GOAL OF THE EXERCISE: Transcribe the listing verbatim. Do not carry over any pictures.

MATERIAL TO PROCESS:

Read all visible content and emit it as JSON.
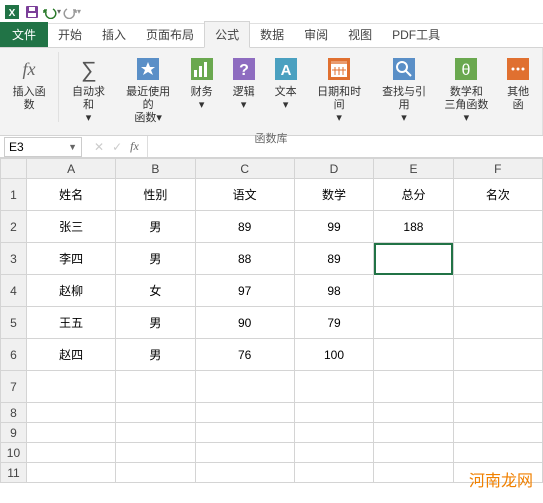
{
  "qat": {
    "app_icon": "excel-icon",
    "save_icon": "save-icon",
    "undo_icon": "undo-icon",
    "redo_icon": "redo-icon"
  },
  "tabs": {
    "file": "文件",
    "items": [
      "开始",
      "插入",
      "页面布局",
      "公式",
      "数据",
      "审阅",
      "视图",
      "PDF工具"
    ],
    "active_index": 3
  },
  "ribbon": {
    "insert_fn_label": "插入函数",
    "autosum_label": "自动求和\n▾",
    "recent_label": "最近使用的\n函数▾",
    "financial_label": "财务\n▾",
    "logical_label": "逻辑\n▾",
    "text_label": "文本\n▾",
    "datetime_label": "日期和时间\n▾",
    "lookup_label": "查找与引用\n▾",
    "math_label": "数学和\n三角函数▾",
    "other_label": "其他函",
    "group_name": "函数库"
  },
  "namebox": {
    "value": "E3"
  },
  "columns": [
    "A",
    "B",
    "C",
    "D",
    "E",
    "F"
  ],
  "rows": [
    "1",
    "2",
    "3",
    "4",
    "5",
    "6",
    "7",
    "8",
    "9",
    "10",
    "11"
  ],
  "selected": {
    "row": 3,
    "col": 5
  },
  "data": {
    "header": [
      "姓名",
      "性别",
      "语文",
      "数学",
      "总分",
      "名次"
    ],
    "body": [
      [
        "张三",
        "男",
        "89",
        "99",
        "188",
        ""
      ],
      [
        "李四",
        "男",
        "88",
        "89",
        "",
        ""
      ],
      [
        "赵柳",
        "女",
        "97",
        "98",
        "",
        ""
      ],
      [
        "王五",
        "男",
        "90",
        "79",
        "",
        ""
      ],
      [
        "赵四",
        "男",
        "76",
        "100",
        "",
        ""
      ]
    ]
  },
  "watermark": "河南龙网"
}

THE OUTPUT:
Read all visible content and emit it as JSON.
{
  "qat": {
    "app_icon": "excel-icon",
    "save_icon": "save-icon",
    "undo_icon": "undo-icon",
    "redo_icon": "redo-icon"
  },
  "tabs": {
    "file": "文件",
    "items": [
      "开始",
      "插入",
      "页面布局",
      "公式",
      "数据",
      "审阅",
      "视图",
      "PDF工具"
    ],
    "active_index": 3
  },
  "ribbon": {
    "insert_fn_label": "插入函数",
    "autosum_label": "自动求和\n▾",
    "recent_label": "最近使用的\n函数▾",
    "financial_label": "财务\n▾",
    "logical_label": "逻辑\n▾",
    "text_label": "文本\n▾",
    "datetime_label": "日期和时间\n▾",
    "lookup_label": "查找与引用\n▾",
    "math_label": "数学和\n三角函数▾",
    "other_label": "其他函",
    "group_name": "函数库"
  },
  "namebox": {
    "value": "E3"
  },
  "columns": [
    "A",
    "B",
    "C",
    "D",
    "E",
    "F"
  ],
  "rows": [
    "1",
    "2",
    "3",
    "4",
    "5",
    "6",
    "7",
    "8",
    "9",
    "10",
    "11"
  ],
  "selected": {
    "row": 3,
    "col": 5
  },
  "data": {
    "header": [
      "姓名",
      "性别",
      "语文",
      "数学",
      "总分",
      "名次"
    ],
    "body": [
      [
        "张三",
        "男",
        "89",
        "99",
        "188",
        ""
      ],
      [
        "李四",
        "男",
        "88",
        "89",
        "",
        ""
      ],
      [
        "赵柳",
        "女",
        "97",
        "98",
        "",
        ""
      ],
      [
        "王五",
        "男",
        "90",
        "79",
        "",
        ""
      ],
      [
        "赵四",
        "男",
        "76",
        "100",
        "",
        ""
      ]
    ]
  },
  "watermark": "河南龙网"
}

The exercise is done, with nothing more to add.